======== Dataset
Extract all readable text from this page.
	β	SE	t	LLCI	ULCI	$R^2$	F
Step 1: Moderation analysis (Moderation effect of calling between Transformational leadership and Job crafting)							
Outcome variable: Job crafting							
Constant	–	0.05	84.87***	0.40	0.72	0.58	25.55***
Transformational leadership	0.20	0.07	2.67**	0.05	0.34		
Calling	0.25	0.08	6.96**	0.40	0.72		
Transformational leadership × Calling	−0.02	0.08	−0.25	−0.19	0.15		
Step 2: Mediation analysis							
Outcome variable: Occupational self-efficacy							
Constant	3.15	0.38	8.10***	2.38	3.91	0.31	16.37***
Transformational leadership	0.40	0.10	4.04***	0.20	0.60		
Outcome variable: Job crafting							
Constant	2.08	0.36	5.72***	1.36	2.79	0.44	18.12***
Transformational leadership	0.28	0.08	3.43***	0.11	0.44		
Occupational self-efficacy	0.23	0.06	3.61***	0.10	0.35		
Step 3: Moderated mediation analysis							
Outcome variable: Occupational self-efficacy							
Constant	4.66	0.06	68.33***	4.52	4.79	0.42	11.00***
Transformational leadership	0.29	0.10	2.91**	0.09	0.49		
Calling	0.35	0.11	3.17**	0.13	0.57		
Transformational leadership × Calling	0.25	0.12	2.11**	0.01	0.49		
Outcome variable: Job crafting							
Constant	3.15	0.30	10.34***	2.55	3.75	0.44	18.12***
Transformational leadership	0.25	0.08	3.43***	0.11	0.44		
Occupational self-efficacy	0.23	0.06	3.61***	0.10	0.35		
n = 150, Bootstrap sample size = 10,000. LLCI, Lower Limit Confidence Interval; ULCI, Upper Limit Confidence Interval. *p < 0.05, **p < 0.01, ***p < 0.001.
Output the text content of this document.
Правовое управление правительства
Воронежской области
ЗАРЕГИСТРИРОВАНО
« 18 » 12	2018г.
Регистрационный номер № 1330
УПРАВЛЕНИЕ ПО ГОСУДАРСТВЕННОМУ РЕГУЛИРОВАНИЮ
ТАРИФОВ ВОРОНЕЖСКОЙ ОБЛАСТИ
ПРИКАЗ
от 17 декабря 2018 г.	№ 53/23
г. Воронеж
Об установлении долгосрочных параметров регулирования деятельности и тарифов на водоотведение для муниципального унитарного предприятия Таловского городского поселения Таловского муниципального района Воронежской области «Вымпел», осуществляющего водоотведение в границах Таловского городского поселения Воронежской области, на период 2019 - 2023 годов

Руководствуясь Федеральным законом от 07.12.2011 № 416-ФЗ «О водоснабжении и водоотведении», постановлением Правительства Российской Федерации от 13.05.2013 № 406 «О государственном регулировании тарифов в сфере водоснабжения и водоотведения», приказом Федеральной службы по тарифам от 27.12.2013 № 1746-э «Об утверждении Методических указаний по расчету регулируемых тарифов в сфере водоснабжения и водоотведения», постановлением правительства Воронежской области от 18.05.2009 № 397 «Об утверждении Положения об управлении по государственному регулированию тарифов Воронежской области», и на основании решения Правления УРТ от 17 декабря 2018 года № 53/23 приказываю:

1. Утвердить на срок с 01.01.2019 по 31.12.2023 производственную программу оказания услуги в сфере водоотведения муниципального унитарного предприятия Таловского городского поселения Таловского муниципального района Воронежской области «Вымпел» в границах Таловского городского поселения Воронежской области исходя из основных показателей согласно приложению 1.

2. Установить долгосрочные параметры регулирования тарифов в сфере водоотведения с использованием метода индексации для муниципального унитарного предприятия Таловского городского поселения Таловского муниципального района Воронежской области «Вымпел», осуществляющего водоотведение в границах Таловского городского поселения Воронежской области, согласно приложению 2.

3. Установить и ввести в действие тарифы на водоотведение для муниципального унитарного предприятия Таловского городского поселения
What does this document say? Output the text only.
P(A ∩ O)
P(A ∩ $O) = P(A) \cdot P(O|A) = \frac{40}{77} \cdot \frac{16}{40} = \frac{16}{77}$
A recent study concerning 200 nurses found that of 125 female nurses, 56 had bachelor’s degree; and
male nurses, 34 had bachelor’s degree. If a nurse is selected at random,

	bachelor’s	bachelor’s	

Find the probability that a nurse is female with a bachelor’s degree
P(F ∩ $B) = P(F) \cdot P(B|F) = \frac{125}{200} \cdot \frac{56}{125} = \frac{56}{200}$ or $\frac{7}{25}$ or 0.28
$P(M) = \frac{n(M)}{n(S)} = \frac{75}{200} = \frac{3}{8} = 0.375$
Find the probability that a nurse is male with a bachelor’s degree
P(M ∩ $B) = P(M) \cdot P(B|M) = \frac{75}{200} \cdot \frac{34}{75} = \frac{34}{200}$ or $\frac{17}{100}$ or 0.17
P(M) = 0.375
================
Write out exactly the lines starting with the one that holds "What does this" and running through the last line above.

### Written solution
What does this document say? Output the text only.
P(A ∩ O)
P(A ∩ $O) = P(A) \cdot P(O|A) = \frac{40}{77} \cdot \frac{16}{40} = \frac{16}{77}$
A recent study concerning 200 nurses found that of 125 female nurses, 56 had bachelor’s degree; and
male nurses, 34 had bachelor’s degree. If a nurse is selected at random,

	bachelor’s	bachelor’s	

Find the probability that a nurse is female with a bachelor’s degree
P(F ∩ $B) = P(F) \cdot P(B|F) = \frac{125}{200} \cdot \frac{56}{125} = \frac{56}{200}$ or $\frac{7}{25}$ or 0.28
$P(M) = \frac{n(M)}{n(S)} = \frac{75}{200} = \frac{3}{8} = 0.375$
Find the probability that a nurse is male with a bachelor’s degree
P(M ∩ $B) = P(M) \cdot P(B|M) = \frac{75}{200} \cdot \frac{34}{75} = \frac{34}{200}$ or $\frac{17}{100}$ or 0.17
P(M) = 0.375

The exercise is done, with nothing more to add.